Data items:
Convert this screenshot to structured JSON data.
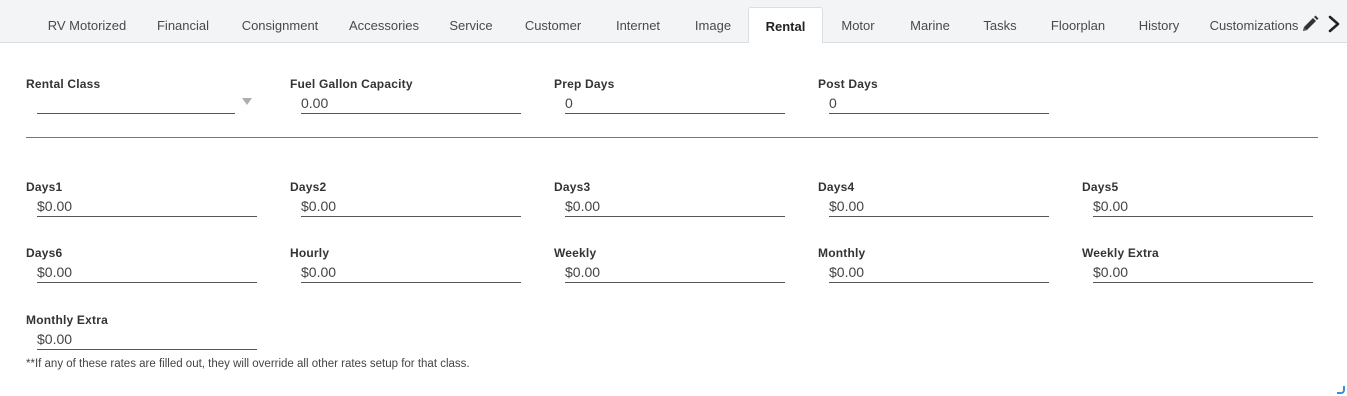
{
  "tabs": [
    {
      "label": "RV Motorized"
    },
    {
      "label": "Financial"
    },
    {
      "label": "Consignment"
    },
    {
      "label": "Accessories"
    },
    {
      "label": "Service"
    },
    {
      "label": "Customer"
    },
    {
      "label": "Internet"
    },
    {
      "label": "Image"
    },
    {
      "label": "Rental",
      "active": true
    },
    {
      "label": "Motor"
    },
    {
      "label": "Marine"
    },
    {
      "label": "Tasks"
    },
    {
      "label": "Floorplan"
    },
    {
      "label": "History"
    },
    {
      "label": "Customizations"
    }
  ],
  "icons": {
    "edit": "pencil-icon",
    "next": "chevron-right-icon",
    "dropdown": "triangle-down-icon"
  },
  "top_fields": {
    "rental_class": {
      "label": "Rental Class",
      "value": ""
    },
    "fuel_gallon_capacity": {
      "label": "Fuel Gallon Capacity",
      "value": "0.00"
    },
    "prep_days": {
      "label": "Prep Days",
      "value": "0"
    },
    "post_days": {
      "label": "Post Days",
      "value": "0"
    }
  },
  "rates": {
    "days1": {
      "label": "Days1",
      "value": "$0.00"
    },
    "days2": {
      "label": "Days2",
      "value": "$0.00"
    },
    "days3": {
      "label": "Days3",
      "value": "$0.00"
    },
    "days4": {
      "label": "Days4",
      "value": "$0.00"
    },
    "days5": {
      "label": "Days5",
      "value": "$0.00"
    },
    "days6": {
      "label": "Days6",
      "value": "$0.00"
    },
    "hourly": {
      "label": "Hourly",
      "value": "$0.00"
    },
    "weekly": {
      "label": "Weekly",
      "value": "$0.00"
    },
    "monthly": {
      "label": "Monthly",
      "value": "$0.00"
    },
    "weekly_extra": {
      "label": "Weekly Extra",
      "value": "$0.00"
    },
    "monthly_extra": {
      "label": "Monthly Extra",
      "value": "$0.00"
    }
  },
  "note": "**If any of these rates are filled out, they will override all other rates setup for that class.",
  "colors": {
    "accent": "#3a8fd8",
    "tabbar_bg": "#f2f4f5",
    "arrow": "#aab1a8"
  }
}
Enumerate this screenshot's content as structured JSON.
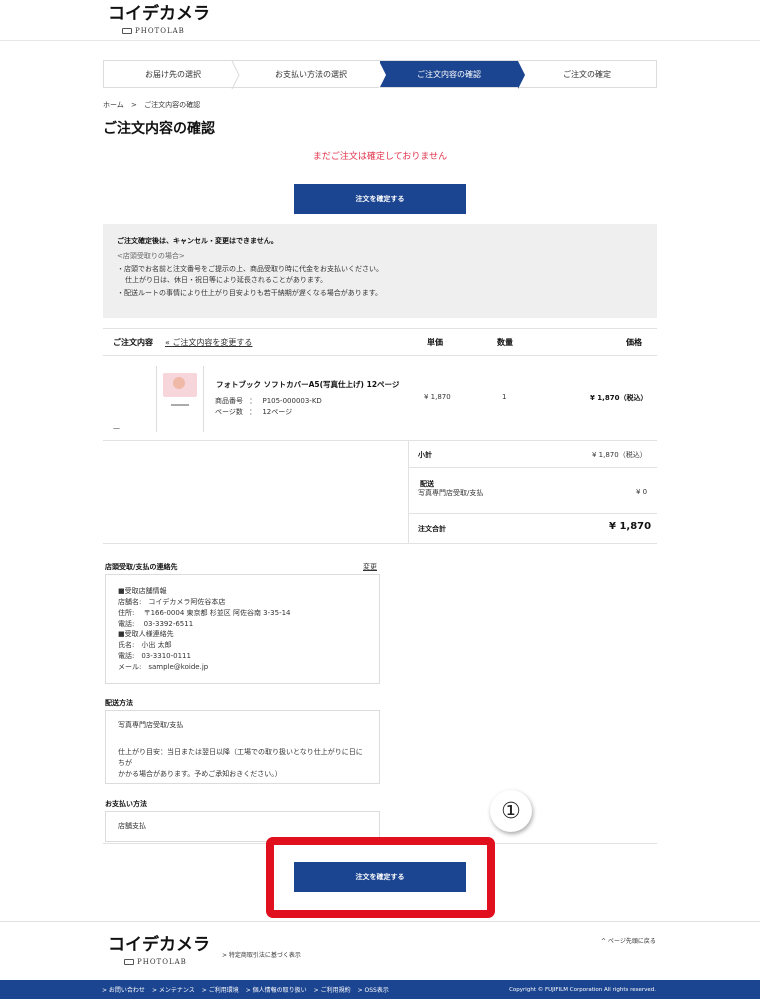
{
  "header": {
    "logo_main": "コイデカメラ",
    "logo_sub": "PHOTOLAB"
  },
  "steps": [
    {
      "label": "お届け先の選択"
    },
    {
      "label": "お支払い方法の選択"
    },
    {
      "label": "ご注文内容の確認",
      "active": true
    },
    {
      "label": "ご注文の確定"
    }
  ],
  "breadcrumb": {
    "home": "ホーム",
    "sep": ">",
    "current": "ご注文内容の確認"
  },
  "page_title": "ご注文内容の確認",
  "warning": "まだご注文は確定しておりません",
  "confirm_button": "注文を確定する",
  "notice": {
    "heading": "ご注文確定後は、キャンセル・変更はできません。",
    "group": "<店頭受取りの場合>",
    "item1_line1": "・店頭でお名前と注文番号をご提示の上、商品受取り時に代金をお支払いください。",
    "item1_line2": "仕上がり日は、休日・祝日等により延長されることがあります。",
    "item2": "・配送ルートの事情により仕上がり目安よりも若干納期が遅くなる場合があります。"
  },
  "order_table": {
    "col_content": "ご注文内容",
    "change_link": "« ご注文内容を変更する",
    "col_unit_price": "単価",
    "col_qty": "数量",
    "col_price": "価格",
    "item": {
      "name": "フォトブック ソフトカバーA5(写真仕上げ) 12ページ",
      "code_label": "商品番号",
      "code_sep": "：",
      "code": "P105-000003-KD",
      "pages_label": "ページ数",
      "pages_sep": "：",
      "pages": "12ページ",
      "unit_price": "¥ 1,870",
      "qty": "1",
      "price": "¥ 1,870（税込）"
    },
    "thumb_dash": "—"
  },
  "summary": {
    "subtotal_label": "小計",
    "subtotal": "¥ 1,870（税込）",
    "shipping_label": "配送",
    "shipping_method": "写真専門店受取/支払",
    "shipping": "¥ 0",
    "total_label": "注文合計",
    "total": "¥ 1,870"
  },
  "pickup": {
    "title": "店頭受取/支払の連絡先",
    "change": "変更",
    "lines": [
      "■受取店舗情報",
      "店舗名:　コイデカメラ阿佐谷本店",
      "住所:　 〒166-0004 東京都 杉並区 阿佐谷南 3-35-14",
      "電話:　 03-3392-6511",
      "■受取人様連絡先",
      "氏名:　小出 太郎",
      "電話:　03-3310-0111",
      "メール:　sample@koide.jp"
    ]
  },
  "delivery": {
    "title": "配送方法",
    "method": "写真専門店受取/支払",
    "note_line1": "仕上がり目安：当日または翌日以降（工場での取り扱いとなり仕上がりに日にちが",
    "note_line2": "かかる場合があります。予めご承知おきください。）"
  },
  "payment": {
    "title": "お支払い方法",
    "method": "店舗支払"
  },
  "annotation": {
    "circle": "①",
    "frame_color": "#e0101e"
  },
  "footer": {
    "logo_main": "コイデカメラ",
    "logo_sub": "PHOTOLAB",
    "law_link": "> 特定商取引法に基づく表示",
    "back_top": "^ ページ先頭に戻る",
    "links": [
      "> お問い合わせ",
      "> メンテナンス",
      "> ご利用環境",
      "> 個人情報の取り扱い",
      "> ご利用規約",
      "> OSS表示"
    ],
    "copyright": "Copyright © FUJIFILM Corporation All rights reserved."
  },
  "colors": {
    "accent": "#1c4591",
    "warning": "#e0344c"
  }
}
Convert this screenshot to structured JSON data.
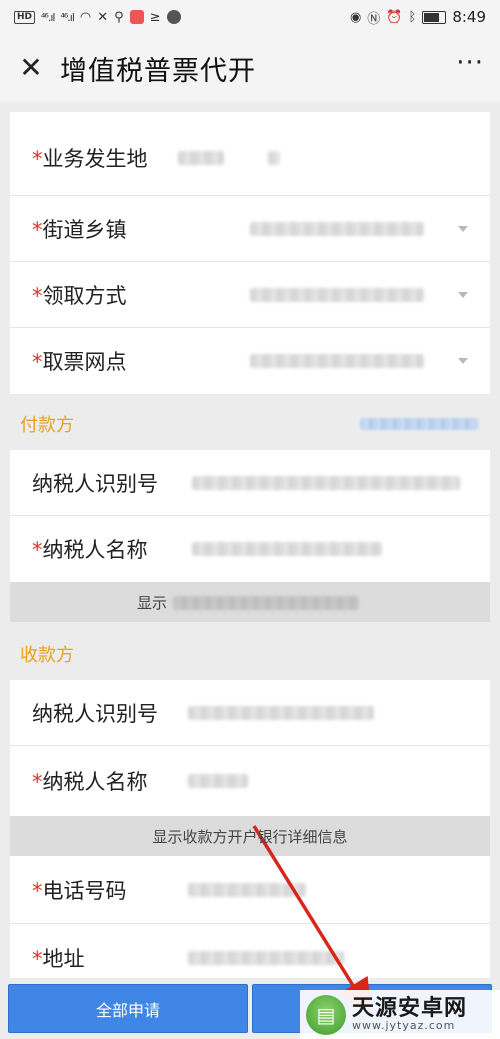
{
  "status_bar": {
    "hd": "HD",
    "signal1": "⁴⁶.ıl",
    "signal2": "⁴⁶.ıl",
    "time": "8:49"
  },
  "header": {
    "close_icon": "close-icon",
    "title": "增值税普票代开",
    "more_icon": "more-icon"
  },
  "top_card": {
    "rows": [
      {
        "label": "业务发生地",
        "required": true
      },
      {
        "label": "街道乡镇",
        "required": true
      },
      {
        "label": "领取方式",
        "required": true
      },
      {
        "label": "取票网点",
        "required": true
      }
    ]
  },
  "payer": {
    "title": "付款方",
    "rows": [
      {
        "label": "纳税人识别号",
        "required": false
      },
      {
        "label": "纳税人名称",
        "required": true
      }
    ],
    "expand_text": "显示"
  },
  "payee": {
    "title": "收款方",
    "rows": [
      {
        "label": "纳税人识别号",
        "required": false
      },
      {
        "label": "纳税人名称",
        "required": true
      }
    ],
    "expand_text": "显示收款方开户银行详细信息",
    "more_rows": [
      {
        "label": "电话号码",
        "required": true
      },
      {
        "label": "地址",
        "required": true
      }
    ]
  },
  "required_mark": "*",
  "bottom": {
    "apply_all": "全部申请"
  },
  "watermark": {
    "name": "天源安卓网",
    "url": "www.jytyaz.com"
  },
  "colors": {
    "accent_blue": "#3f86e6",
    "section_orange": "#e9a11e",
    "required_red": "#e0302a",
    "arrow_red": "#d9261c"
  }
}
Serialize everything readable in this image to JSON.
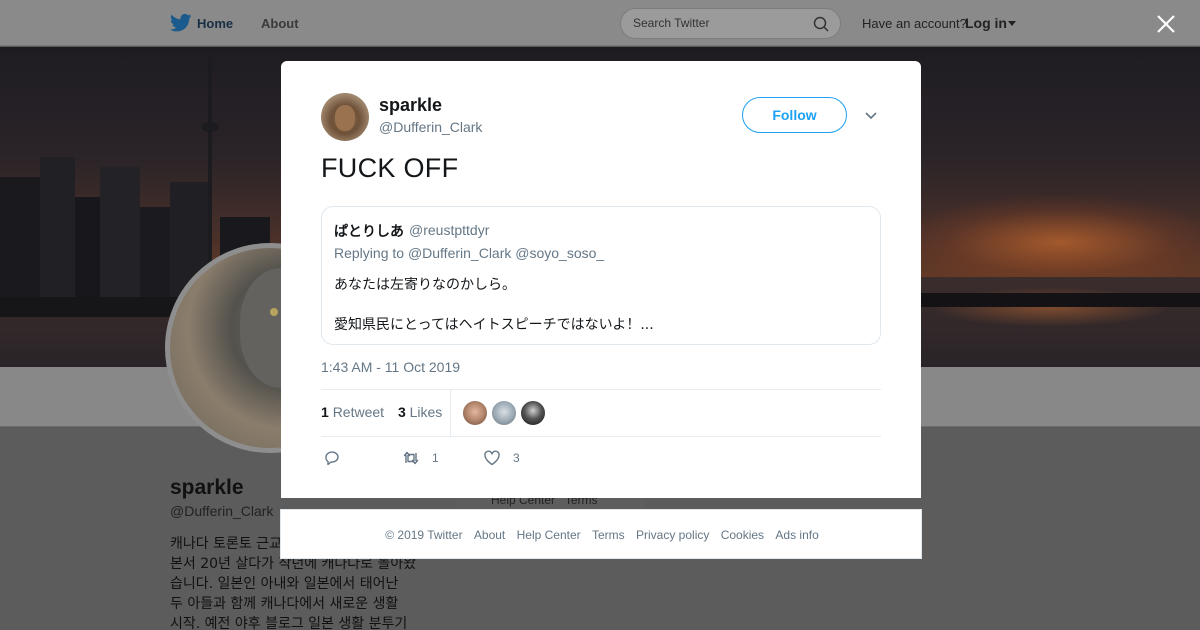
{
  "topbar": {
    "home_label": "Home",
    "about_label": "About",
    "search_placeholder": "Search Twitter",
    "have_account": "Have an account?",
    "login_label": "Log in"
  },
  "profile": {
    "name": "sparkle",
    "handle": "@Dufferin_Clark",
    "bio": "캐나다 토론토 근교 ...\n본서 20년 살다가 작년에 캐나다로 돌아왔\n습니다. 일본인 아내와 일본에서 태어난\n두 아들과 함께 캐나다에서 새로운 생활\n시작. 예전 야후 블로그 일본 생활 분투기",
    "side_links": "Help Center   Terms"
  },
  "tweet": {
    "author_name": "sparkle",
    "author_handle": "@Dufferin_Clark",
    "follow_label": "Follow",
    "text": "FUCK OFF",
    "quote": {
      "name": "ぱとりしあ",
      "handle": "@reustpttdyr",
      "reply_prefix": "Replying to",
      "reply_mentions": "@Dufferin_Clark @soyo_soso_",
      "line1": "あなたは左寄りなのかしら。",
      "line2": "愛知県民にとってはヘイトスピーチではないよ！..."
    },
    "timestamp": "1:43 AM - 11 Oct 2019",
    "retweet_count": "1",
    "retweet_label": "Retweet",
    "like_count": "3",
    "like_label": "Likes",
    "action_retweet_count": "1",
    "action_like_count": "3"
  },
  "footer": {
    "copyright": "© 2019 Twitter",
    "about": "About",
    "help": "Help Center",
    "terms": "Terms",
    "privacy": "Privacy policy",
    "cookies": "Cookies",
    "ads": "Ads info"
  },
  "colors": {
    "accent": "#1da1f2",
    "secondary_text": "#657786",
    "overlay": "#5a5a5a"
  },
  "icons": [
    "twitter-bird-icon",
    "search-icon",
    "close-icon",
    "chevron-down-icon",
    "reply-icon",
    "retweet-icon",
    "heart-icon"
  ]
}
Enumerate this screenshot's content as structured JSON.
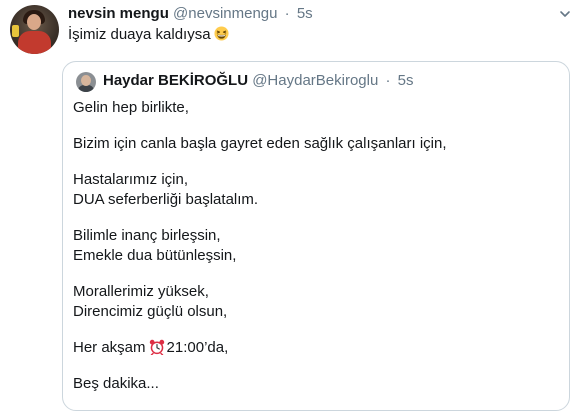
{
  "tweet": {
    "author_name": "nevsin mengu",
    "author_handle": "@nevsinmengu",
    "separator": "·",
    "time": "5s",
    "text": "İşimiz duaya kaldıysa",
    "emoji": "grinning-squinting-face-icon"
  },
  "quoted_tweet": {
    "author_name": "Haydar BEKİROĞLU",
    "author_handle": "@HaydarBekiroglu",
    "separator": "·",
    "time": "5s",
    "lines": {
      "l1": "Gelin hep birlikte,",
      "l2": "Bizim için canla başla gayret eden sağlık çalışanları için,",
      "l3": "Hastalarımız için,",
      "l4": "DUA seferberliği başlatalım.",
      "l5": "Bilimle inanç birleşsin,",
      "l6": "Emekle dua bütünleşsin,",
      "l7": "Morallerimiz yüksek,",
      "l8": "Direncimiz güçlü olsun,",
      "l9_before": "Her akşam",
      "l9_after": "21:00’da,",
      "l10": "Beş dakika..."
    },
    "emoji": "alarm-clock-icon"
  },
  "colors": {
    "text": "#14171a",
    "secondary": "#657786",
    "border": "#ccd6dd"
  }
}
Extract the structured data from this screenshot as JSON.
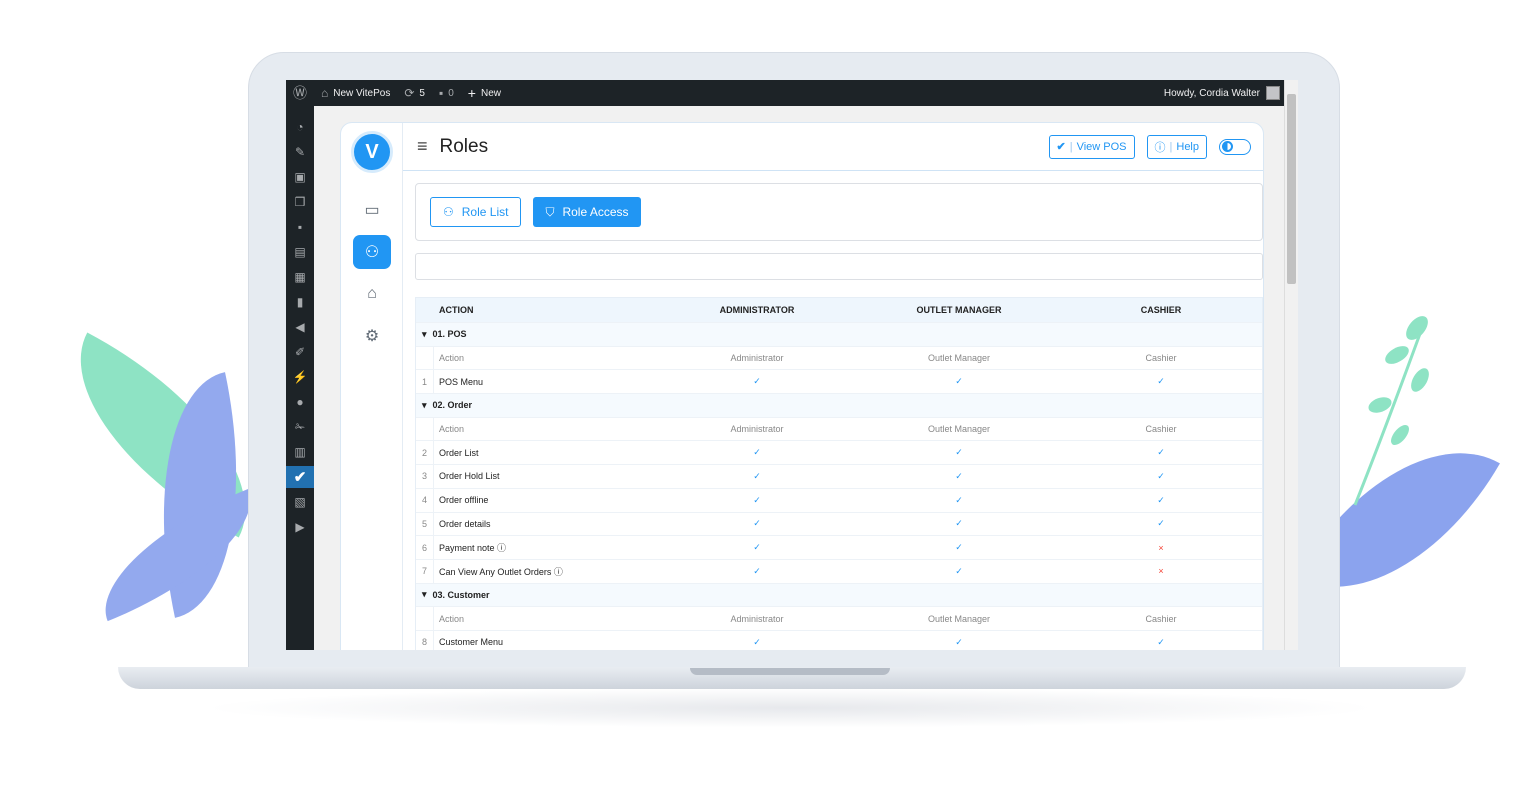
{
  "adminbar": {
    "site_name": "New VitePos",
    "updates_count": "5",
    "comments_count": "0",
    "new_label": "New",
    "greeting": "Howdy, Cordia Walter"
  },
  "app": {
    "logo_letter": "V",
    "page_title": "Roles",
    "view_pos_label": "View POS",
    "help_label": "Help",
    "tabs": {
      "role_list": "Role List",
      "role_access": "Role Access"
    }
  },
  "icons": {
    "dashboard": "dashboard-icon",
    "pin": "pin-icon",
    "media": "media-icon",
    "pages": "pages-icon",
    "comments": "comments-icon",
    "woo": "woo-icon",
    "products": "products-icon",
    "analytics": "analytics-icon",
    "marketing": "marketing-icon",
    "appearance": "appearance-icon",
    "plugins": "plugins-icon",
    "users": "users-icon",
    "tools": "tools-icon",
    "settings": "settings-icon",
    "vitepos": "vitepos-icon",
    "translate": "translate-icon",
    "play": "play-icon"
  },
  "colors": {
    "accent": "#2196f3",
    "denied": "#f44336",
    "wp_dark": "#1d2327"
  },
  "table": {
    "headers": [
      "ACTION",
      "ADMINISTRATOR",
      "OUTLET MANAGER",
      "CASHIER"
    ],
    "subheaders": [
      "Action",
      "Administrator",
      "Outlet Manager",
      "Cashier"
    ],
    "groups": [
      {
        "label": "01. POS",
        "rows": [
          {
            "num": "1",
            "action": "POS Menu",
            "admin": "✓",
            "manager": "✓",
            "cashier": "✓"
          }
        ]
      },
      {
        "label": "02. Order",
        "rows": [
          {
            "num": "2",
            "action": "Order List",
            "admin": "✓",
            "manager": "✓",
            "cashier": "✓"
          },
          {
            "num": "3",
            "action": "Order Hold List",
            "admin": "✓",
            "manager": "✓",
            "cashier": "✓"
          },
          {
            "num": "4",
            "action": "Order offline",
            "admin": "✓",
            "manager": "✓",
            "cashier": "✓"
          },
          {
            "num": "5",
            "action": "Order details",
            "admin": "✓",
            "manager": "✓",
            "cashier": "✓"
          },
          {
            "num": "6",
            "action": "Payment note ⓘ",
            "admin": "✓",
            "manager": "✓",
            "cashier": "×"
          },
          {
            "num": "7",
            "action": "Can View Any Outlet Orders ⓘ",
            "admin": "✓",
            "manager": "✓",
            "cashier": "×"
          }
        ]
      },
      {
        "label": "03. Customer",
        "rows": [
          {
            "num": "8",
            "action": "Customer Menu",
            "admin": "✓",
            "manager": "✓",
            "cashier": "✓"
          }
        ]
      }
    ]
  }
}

# [Requirement]
Your task is to pick out every line with the string "Customer" and copy it.

# [Solution for this problem]
      "label": "Customer"
        "label": "03. Customer",
            "action": "Customer Menu",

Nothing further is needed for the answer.